>> BEGIN Information given

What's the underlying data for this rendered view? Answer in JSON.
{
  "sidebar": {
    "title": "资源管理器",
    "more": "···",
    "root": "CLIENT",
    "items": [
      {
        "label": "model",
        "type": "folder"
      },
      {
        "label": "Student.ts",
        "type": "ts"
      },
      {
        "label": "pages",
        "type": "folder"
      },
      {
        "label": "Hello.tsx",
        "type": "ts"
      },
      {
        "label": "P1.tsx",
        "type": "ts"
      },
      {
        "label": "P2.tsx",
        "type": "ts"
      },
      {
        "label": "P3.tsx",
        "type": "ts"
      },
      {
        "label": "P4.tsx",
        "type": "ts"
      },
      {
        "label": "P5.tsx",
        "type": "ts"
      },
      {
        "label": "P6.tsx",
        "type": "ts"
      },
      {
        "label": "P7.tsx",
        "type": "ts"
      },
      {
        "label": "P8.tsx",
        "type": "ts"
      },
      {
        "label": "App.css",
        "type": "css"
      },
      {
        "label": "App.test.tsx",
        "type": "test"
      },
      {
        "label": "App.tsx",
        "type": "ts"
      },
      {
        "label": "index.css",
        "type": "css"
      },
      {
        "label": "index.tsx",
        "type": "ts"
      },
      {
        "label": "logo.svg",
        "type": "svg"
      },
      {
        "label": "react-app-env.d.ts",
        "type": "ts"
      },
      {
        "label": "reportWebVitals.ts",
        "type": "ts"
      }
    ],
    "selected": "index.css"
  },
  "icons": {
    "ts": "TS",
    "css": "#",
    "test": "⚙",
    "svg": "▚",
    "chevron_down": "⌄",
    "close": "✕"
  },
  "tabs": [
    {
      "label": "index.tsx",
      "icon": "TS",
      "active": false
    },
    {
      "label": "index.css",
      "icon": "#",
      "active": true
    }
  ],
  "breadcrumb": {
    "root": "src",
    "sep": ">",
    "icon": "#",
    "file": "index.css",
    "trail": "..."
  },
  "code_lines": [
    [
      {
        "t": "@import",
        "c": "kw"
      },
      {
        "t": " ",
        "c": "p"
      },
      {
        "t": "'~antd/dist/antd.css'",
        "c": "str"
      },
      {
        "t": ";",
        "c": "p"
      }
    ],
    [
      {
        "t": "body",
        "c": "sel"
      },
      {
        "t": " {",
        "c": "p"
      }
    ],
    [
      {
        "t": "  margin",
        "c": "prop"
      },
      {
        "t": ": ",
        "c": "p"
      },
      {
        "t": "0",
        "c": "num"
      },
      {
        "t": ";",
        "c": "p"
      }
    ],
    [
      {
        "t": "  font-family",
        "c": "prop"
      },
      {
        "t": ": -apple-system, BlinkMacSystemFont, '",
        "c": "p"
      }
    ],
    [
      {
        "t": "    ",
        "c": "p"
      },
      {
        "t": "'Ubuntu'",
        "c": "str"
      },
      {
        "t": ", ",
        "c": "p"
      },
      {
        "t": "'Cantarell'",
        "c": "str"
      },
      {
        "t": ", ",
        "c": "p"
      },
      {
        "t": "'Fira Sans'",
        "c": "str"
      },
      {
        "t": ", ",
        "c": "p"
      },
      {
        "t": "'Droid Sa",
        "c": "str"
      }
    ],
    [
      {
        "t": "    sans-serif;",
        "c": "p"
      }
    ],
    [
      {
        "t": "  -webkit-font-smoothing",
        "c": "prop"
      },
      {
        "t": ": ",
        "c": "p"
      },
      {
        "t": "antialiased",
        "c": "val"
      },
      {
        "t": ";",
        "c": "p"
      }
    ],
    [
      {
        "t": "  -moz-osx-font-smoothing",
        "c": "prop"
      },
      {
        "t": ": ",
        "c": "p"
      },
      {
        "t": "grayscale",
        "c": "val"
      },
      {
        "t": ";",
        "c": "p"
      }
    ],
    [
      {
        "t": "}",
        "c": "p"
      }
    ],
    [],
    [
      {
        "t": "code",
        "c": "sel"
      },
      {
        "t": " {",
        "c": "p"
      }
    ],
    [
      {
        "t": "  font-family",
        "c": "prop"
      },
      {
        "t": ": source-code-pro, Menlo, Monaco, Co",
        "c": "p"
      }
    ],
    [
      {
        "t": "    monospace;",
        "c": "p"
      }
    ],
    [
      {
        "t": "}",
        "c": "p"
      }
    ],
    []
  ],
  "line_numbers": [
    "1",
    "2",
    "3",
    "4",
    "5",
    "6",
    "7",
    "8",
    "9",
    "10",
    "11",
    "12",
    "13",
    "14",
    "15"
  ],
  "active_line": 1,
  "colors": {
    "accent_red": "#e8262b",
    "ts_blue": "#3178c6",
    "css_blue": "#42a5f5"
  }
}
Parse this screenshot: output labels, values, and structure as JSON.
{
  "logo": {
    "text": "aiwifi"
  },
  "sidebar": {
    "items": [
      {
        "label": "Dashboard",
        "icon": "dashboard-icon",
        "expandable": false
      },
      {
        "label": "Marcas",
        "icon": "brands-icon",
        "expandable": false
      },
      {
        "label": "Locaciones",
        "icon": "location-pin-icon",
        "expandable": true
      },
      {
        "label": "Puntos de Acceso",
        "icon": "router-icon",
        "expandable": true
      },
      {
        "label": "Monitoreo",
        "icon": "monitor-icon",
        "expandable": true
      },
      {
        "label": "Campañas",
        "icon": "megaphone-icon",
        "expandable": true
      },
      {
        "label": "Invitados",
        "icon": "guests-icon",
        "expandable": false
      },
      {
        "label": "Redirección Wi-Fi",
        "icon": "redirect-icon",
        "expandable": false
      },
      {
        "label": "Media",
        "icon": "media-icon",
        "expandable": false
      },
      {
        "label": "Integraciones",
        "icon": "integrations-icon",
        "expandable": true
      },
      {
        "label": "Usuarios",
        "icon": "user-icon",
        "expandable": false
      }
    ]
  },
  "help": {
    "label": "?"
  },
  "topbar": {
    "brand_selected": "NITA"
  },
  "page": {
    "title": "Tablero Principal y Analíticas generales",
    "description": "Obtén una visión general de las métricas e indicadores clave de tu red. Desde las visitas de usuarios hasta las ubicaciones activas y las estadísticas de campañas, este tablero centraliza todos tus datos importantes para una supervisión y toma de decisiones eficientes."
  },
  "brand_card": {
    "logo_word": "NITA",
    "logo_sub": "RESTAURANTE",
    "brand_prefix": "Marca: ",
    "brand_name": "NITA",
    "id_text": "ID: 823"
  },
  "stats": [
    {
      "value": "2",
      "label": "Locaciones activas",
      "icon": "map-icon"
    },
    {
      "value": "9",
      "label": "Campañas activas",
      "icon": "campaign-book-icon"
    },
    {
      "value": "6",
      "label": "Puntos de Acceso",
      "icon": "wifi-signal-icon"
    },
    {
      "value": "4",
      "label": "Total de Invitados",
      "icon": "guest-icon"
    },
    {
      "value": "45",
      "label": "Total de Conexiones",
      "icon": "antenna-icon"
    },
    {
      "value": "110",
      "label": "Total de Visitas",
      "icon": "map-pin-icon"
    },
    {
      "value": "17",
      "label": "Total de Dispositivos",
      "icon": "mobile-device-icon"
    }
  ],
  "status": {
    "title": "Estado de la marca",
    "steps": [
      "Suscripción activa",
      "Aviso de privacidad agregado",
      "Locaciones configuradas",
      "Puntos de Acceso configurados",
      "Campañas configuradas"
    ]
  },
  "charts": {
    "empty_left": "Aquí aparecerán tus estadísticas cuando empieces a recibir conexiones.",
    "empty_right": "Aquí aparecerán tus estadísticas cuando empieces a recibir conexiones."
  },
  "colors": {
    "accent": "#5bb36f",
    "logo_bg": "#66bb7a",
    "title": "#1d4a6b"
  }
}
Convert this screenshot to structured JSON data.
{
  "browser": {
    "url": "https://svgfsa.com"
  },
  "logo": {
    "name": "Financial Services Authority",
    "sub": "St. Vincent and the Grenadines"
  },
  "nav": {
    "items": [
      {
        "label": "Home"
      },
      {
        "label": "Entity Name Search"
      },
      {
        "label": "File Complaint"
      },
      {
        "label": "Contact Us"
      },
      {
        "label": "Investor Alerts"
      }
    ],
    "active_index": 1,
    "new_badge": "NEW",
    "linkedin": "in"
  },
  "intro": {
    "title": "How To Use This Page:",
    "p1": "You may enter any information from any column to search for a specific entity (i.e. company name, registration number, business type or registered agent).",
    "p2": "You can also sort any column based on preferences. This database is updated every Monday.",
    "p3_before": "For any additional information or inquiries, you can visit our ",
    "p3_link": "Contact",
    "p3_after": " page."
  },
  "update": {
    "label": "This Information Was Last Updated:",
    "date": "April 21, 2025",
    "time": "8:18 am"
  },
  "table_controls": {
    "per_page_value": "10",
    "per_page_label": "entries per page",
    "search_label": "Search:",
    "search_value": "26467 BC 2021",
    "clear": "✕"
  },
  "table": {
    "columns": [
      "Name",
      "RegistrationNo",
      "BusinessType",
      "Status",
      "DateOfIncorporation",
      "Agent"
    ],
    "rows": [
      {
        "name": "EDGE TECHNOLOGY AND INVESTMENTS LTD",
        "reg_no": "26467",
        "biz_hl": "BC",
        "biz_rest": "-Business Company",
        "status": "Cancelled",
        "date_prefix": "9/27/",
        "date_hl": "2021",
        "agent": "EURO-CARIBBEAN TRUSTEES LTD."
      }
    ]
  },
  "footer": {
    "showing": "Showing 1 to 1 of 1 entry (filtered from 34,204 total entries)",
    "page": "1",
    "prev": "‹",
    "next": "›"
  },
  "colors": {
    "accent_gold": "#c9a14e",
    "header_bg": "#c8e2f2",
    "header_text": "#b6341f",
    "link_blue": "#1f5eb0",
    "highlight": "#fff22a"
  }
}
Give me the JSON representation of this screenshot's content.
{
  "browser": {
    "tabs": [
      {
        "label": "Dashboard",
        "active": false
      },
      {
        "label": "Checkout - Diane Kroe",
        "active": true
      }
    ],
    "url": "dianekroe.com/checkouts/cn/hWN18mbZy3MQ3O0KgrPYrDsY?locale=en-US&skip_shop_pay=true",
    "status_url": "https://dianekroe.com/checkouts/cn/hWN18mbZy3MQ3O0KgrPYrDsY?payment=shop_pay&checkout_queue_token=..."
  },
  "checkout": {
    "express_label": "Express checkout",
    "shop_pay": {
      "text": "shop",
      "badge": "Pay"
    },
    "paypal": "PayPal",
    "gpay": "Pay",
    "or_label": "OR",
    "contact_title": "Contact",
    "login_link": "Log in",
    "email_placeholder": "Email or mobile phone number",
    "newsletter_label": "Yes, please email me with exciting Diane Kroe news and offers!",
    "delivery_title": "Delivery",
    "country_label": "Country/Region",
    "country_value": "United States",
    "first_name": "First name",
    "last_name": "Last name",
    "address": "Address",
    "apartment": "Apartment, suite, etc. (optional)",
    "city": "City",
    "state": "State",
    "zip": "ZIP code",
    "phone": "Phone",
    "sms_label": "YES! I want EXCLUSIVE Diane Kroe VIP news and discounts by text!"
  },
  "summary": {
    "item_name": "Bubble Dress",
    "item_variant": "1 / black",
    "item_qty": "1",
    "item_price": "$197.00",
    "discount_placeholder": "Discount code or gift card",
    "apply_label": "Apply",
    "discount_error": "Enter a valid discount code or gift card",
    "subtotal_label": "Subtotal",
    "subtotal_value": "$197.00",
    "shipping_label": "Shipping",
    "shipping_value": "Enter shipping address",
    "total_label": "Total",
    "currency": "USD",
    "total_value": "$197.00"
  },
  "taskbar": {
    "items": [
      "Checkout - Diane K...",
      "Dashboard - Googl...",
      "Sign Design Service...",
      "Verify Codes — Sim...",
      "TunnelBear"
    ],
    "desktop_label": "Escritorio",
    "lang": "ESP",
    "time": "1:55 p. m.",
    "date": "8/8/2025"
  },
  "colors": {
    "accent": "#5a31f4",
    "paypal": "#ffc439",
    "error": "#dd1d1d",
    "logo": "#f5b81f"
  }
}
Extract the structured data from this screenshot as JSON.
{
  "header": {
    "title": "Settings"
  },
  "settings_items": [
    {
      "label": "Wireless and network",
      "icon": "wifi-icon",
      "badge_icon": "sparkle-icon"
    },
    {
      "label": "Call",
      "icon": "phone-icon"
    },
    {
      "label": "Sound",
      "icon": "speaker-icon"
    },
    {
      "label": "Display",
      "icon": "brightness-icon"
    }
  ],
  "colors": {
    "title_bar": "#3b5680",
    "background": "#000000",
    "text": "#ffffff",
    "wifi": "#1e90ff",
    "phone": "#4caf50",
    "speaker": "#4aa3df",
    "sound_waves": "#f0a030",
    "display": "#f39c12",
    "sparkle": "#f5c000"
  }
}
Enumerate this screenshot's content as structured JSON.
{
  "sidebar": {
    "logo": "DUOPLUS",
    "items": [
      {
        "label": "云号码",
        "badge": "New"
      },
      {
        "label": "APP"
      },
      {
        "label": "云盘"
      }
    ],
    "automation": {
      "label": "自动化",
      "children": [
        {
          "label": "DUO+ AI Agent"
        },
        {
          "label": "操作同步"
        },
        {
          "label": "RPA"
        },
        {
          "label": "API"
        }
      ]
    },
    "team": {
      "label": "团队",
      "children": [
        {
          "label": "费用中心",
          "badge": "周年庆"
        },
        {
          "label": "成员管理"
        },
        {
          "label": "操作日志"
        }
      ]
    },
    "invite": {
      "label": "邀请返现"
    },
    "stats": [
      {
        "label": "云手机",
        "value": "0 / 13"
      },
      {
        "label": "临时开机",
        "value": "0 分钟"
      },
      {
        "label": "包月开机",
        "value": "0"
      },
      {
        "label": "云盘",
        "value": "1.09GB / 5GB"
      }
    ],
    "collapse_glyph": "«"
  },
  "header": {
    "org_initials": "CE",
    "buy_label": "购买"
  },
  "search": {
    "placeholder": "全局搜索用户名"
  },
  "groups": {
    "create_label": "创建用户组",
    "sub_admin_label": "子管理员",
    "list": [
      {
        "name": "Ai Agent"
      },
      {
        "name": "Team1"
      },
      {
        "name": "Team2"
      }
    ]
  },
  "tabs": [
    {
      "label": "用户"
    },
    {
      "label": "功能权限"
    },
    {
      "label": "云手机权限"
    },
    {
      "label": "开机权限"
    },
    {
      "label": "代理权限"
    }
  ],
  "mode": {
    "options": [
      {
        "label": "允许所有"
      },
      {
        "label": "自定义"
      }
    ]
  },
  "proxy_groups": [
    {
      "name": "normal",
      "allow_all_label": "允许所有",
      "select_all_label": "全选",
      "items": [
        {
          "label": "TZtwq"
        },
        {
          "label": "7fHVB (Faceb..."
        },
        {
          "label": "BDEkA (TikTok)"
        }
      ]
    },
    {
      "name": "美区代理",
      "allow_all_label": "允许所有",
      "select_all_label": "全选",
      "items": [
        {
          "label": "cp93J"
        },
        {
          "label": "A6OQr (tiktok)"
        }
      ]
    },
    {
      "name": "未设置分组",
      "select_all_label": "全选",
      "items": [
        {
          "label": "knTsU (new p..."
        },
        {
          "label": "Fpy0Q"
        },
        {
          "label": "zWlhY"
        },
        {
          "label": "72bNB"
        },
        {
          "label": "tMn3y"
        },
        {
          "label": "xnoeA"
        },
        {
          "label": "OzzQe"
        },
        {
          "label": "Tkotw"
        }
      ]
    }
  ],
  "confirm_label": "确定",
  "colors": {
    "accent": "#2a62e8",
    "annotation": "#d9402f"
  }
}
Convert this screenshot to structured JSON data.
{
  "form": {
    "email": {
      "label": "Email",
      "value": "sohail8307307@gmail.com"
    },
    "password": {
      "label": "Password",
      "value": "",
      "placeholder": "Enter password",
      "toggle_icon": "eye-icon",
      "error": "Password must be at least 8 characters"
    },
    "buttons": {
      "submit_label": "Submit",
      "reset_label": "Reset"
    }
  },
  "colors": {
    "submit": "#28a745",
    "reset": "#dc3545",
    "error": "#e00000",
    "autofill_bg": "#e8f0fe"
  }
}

>> END Information given

▶ _Required task_:
Reply with one number: the count of lines in the entries that include the word "from".

▶ _Full solution_:
3